As I prepared to attend her memorial service, the realization floored me that all of my aunts are gone from this world.  This led me to reflect on each one of them and their impact on my life. I had four aunts, three by marriage.  I knew some of them better than others, but each one of them was important to me.

We lost  Aunt Margaret, my father’s sister, first. She went early in life, and I’ve missed her laughter.  To this day, I can still hear her, probably because she brought fun and laughter everywhere she went. We carried on a pen pal correspondence when I was young and she never spoke down to me. Margaret remembered us at Christmas, too.  Her gift box, which arrived soon after Thanksgiving, contained beautifully wrapped gifts with tags that gave cryptic clues about our presents. It was delightful torture trying to figure out what was in the gift. I still have the sewing basket she gave me when I was ten and that year’s gift tag with its clue (see below). Aunt Margaret, also, played and taught piano. I took lessons for nine years, although not from her since she lived a long way from us, and she was a great encouragement to me.

§ **Input data**:
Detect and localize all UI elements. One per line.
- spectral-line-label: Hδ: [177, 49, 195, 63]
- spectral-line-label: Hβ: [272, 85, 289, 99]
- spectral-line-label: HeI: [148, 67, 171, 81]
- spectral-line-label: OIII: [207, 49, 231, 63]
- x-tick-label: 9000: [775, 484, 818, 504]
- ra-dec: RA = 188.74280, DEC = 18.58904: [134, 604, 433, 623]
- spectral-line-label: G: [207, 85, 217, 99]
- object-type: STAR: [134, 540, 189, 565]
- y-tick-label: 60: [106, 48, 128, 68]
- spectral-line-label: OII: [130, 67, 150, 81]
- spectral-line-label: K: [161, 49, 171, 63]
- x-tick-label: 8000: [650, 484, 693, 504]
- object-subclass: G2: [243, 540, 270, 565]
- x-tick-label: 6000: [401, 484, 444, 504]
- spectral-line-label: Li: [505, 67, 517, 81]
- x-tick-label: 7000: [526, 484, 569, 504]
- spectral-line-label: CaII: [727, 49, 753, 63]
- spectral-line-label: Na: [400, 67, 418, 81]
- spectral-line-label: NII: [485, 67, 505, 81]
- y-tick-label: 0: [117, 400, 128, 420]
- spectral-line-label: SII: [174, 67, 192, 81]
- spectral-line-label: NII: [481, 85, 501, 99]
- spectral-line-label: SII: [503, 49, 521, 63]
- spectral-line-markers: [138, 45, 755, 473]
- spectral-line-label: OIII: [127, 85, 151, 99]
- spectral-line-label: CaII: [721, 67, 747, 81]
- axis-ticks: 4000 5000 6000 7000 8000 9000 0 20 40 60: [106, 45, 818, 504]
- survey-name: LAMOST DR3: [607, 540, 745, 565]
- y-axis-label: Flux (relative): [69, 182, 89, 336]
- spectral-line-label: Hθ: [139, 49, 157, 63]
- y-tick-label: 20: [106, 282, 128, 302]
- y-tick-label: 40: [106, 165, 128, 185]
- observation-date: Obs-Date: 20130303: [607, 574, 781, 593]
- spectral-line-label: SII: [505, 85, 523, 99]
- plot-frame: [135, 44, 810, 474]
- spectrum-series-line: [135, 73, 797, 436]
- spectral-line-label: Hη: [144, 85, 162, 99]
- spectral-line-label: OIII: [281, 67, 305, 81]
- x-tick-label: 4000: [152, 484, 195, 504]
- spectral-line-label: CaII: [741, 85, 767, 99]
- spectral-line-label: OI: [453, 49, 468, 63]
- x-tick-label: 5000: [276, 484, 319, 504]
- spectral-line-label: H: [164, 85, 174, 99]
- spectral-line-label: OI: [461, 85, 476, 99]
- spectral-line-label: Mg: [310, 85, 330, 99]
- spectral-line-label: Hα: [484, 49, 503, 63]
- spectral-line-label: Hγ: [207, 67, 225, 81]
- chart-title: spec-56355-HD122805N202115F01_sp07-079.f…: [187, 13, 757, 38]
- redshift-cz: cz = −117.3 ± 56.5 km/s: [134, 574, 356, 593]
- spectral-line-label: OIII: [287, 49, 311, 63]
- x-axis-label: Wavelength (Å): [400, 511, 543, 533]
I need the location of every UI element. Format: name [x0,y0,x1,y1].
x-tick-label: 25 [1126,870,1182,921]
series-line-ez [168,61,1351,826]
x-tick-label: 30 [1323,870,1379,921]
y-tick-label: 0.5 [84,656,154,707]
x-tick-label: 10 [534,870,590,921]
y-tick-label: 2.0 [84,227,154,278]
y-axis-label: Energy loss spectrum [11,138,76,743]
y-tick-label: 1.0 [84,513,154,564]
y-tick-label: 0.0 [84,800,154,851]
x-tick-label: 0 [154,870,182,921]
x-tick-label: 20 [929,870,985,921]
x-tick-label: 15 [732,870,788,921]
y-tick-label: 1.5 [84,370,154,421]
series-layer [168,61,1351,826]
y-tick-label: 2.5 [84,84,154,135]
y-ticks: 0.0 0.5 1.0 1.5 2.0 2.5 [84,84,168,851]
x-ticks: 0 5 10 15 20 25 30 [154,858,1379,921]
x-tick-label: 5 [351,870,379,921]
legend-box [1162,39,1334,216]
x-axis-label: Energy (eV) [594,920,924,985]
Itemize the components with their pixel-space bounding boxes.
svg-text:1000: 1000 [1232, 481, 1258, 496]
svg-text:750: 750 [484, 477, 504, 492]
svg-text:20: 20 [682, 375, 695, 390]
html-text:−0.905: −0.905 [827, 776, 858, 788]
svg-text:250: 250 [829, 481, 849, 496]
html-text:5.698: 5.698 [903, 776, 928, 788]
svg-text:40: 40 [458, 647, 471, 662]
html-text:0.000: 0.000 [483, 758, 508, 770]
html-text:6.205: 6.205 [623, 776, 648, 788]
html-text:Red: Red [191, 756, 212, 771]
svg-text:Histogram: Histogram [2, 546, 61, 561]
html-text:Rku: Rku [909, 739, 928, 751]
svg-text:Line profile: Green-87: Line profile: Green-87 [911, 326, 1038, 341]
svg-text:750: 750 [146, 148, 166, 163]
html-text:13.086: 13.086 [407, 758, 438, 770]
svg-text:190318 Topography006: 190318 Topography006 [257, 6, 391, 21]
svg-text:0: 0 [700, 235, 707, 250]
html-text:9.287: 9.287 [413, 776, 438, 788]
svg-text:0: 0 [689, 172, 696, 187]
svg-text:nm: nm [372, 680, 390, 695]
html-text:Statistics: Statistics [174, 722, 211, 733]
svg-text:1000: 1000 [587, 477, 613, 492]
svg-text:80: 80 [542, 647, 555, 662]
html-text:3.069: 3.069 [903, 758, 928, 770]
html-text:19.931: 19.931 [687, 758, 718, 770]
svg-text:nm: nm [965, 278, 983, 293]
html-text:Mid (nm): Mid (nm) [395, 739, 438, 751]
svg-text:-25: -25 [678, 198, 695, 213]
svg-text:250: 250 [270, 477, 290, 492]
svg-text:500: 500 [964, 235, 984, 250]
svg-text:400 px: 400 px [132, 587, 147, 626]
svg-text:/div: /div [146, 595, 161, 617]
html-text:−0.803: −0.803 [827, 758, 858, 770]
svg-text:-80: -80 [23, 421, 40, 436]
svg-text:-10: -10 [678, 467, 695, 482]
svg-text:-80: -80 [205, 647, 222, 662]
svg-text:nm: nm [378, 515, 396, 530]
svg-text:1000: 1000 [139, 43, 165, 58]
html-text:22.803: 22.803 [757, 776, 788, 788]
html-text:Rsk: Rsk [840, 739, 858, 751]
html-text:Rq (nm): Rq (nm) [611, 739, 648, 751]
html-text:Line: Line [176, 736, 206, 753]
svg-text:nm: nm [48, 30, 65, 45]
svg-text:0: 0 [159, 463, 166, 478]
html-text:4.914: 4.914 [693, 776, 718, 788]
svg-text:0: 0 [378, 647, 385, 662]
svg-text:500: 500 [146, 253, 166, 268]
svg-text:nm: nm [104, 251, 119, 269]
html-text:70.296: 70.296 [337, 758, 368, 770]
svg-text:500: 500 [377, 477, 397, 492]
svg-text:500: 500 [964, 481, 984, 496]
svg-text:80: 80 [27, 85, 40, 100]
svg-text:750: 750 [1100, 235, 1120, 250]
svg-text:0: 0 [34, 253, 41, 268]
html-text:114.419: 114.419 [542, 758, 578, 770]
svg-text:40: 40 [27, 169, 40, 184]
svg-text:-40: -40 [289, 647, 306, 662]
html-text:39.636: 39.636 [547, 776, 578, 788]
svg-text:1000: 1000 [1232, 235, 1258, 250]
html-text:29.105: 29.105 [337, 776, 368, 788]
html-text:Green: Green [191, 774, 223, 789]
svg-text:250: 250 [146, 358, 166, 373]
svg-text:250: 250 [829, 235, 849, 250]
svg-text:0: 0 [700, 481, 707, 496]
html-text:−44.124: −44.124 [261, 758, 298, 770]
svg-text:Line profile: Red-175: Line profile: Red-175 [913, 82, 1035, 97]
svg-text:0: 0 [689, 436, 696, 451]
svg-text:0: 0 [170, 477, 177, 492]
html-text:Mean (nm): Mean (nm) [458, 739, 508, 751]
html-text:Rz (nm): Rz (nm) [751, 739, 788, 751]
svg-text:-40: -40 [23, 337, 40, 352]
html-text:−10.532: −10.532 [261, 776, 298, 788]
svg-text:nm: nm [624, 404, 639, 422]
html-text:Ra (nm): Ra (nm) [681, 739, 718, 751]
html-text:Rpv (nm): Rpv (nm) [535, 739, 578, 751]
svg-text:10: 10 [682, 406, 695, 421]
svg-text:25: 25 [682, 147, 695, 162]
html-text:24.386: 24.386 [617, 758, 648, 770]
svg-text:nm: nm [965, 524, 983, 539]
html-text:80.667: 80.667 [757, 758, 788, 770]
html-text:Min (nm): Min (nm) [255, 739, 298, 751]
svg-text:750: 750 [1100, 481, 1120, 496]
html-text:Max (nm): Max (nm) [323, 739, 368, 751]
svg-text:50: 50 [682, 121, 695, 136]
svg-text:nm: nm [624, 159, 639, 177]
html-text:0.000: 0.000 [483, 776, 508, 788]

§ **What you need to do**:
In the text about the writer's aunts, list each number that gives a count, an age or a length of time, and say what it refers to. Rely on the text alone, not the entries.

§ **Answer section**:
- four: the aunts the writer had
- three: the aunts who were aunts by marriage
- ten: the writer's age when Aunt Margaret gave the sewing basket
- nine: the years the writer took piano lessons